* Start DATA LINES *

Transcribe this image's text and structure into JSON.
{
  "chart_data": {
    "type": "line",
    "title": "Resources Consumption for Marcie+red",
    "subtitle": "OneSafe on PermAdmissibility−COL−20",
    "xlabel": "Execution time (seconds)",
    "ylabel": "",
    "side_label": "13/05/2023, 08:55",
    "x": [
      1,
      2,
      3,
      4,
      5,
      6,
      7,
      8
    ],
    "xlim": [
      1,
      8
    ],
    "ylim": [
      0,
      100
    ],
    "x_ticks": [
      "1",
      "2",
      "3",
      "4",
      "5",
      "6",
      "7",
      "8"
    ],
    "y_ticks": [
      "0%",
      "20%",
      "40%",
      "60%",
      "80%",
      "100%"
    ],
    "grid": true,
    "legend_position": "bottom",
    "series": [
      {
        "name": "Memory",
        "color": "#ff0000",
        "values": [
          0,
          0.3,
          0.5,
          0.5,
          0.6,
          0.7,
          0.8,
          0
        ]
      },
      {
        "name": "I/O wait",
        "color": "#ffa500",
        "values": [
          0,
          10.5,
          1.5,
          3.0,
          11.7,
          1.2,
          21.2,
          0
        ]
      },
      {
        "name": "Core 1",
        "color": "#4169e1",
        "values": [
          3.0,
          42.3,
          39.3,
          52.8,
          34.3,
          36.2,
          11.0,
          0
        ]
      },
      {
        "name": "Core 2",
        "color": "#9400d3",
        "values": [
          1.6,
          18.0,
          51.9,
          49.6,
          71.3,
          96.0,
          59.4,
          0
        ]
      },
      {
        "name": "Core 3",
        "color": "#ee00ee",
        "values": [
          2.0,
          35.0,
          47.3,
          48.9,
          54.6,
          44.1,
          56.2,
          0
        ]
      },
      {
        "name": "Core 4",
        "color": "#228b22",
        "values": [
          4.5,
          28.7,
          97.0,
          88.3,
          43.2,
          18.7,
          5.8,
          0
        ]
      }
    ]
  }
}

* End DATA LINES *

GIVEN EXERCISE: Extract all of the data exactly as written.

THE ANSWER:
Transcribe this image's text and structure into JSON.
{
  "chart_data": {
    "type": "line",
    "title": "Resources Consumption for Marcie+red",
    "subtitle": "OneSafe on PermAdmissibility−COL−20",
    "xlabel": "Execution time (seconds)",
    "ylabel": "",
    "side_label": "13/05/2023, 08:55",
    "x": [
      1,
      2,
      3,
      4,
      5,
      6,
      7,
      8
    ],
    "xlim": [
      1,
      8
    ],
    "ylim": [
      0,
      100
    ],
    "x_ticks": [
      "1",
      "2",
      "3",
      "4",
      "5",
      "6",
      "7",
      "8"
    ],
    "y_ticks": [
      "0%",
      "20%",
      "40%",
      "60%",
      "80%",
      "100%"
    ],
    "grid": true,
    "legend_position": "bottom",
    "series": [
      {
        "name": "Memory",
        "color": "#ff0000",
        "values": [
          0,
          0.3,
          0.5,
          0.5,
          0.6,
          0.7,
          0.8,
          0
        ]
      },
      {
        "name": "I/O wait",
        "color": "#ffa500",
        "values": [
          0,
          10.5,
          1.5,
          3.0,
          11.7,
          1.2,
          21.2,
          0
        ]
      },
      {
        "name": "Core 1",
        "color": "#4169e1",
        "values": [
          3.0,
          42.3,
          39.3,
          52.8,
          34.3,
          36.2,
          11.0,
          0
        ]
      },
      {
        "name": "Core 2",
        "color": "#9400d3",
        "values": [
          1.6,
          18.0,
          51.9,
          49.6,
          71.3,
          96.0,
          59.4,
          0
        ]
      },
      {
        "name": "Core 3",
        "color": "#ee00ee",
        "values": [
          2.0,
          35.0,
          47.3,
          48.9,
          54.6,
          44.1,
          56.2,
          0
        ]
      },
      {
        "name": "Core 4",
        "color": "#228b22",
        "values": [
          4.5,
          28.7,
          97.0,
          88.3,
          43.2,
          18.7,
          5.8,
          0
        ]
      }
    ]
  }
}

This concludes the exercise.